WHAT THE EXERCISE ASKS - Return all lines from the listing below in which the string "this" occurs.

[Rows from a dataset]

^^^^

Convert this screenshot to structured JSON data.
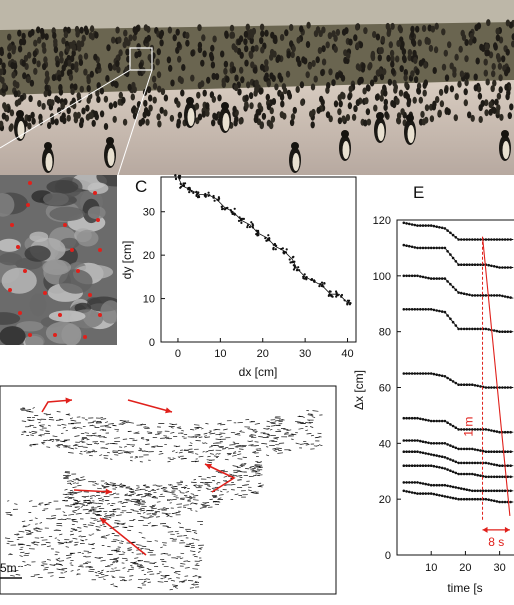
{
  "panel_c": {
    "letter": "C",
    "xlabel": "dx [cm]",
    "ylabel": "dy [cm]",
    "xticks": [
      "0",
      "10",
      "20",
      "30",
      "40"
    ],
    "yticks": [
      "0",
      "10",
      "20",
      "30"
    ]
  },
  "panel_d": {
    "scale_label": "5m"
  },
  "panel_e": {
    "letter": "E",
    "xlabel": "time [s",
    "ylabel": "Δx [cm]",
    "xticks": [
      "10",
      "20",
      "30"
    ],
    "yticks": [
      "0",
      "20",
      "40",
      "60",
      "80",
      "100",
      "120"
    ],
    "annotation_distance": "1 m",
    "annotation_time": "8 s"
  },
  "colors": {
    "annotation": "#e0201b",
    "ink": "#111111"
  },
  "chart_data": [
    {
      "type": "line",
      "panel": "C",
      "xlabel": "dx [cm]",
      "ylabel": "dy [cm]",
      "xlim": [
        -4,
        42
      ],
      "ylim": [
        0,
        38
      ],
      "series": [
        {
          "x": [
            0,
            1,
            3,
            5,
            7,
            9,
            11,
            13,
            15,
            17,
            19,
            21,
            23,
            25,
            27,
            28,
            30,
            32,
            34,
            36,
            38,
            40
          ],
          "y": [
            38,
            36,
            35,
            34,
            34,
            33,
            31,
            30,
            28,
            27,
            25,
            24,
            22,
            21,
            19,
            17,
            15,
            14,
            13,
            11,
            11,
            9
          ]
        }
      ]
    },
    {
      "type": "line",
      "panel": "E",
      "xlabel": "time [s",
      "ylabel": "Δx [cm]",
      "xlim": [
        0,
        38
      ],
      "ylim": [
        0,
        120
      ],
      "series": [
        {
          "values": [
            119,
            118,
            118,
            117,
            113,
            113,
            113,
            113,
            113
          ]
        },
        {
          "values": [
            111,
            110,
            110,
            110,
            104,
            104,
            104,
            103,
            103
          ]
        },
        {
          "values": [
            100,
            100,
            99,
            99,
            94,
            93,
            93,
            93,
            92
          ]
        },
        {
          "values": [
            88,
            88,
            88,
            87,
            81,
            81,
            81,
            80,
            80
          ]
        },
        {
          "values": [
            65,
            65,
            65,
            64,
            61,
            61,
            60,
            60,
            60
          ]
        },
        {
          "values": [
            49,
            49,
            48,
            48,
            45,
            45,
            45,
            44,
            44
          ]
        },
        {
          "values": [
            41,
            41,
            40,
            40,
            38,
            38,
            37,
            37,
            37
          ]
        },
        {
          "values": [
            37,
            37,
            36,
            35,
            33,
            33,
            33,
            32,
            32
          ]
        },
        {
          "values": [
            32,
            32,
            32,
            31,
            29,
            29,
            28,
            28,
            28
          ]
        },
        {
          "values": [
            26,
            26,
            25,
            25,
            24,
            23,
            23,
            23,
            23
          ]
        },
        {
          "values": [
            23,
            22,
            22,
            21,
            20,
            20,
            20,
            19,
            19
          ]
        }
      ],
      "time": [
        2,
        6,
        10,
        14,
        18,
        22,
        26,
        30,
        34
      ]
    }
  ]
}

^^^^

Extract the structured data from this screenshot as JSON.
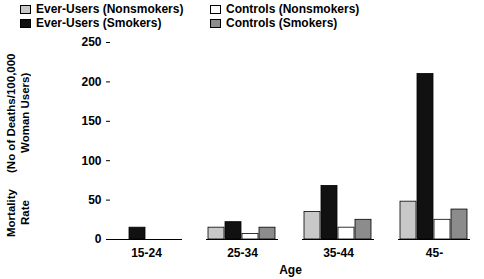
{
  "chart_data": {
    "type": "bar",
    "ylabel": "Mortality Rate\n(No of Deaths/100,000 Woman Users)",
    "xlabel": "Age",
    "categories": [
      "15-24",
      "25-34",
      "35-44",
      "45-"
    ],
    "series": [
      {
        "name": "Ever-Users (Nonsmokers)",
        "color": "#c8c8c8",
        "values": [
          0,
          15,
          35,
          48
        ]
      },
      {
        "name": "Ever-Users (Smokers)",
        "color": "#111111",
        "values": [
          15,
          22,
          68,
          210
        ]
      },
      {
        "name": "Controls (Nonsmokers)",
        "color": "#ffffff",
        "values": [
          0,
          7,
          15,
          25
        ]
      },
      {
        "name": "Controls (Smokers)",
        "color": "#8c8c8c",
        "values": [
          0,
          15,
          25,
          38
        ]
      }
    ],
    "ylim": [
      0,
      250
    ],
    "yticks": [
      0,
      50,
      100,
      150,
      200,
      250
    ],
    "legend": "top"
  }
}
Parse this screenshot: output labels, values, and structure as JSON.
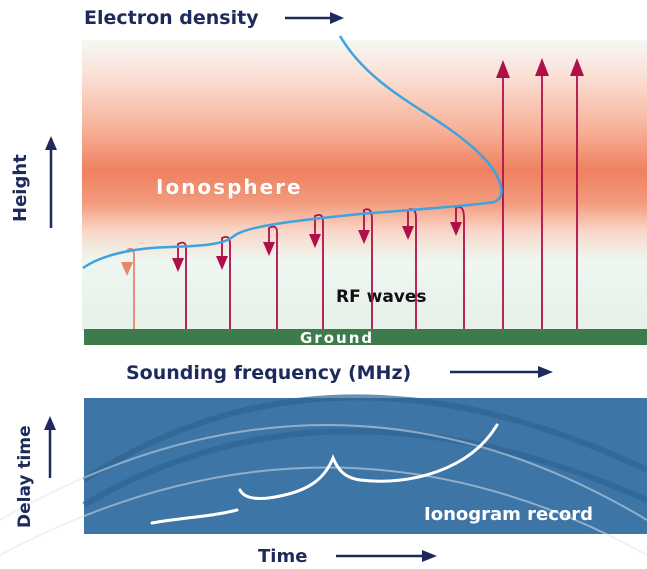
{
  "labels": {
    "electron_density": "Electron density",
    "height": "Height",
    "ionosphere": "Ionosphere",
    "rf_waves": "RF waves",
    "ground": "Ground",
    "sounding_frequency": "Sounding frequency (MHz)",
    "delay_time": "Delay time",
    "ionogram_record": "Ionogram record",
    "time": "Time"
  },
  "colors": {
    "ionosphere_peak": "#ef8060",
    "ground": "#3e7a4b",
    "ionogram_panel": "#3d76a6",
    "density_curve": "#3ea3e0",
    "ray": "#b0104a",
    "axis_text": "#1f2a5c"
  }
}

^^^^

COMPLETE OUTPUT -
Convert this screenshot to structured JSON data.
Extract the structured data from this screenshot as JSON.
Parse this screenshot: output labels, values, and structure as JSON.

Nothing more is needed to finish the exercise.